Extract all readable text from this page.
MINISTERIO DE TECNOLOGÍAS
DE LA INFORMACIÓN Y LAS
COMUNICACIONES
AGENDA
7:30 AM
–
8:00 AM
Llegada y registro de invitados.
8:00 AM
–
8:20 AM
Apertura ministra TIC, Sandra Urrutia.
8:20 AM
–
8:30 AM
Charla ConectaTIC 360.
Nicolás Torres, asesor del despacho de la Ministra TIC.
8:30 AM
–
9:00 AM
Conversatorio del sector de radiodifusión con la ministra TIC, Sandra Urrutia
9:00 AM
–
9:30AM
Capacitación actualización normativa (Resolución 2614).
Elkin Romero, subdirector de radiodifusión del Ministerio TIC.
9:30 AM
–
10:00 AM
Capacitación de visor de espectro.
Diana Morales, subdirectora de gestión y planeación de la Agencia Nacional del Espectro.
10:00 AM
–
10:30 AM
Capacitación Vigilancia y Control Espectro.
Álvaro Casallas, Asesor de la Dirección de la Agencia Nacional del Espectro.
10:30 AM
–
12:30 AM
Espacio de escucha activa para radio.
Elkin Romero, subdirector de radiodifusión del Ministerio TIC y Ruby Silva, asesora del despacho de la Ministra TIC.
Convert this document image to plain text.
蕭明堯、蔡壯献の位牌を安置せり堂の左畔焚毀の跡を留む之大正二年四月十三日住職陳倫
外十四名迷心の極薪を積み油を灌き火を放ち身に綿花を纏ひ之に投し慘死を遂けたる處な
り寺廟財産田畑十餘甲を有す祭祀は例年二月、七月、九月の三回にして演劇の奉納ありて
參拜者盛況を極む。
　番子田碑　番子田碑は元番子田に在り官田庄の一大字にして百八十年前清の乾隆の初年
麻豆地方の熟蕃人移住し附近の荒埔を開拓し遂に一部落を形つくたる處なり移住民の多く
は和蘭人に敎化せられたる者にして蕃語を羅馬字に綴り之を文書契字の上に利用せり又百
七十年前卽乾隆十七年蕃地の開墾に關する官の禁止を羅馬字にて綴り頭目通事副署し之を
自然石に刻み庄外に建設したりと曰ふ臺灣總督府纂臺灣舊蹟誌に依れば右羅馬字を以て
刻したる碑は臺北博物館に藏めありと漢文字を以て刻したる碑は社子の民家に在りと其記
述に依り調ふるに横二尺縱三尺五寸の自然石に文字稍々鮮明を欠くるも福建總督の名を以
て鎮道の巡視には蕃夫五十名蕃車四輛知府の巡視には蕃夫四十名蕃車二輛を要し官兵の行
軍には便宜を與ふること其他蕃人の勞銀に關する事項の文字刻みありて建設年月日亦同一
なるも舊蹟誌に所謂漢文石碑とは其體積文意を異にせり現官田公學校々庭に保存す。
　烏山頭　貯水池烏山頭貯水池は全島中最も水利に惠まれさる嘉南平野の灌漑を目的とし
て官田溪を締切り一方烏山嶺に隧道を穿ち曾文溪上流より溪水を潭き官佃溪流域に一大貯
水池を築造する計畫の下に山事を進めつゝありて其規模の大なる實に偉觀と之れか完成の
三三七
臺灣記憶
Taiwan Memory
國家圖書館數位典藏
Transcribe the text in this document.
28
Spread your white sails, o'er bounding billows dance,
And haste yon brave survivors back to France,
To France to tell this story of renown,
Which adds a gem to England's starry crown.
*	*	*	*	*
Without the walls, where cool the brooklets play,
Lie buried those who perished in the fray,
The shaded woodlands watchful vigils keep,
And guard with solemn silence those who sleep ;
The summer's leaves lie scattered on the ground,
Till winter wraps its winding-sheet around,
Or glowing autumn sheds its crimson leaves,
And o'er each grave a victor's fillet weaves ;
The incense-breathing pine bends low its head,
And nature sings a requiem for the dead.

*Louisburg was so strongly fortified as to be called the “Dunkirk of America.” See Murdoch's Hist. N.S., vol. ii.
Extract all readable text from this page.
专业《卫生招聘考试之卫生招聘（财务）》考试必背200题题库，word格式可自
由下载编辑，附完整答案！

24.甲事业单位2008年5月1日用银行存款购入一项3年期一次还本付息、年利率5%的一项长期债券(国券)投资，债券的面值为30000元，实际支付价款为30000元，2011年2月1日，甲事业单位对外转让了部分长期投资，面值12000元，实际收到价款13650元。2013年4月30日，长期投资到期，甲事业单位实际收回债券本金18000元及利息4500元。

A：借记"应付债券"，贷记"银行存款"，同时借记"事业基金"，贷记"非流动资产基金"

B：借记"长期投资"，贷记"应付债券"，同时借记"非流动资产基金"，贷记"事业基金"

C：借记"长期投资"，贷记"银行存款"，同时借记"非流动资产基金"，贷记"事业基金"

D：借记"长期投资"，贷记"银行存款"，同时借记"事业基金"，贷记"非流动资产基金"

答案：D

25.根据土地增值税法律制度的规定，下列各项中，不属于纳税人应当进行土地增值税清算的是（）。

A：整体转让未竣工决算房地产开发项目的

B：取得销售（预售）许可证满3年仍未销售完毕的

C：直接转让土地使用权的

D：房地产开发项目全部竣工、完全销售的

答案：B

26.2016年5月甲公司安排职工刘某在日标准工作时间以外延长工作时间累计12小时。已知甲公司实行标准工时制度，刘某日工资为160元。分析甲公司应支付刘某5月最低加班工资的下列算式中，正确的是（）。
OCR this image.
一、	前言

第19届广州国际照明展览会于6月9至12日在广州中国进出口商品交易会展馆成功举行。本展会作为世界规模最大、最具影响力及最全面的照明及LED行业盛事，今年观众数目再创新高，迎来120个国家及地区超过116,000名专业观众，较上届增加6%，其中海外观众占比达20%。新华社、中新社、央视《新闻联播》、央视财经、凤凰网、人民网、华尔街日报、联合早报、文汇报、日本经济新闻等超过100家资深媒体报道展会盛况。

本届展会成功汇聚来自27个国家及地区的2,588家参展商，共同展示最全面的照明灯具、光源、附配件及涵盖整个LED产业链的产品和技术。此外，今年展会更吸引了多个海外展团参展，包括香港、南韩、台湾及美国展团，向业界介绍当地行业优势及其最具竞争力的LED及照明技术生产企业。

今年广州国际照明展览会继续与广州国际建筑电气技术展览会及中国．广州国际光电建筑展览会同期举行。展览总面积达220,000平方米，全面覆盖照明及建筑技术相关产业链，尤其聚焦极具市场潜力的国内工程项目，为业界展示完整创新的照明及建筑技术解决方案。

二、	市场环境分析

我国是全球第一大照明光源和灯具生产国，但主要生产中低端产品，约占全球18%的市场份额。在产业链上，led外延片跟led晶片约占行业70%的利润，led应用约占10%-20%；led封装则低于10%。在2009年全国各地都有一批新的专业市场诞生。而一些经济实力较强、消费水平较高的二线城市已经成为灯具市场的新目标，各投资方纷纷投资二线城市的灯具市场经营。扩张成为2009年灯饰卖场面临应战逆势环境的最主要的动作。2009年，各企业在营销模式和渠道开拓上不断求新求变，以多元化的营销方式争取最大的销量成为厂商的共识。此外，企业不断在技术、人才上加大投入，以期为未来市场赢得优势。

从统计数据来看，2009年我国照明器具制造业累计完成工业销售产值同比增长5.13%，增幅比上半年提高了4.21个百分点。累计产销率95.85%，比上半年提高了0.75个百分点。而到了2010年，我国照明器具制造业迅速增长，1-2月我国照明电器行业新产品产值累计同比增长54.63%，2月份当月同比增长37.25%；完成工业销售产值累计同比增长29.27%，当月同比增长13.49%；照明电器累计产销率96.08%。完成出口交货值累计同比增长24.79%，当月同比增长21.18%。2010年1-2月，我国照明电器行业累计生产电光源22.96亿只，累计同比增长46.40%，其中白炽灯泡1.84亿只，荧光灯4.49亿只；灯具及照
------------------------------------------------------------
What to produce: Show the lines from the data above that contain the string "应付债券".

Result for this exercise:
A：借记"应付债券"，贷记"银行存款"，同时借记"事业基金"，贷记"非流动资产基金"
B：借记"长期投资"，贷记"应付债券"，同时借记"非流动资产基金"，贷记"事业基金"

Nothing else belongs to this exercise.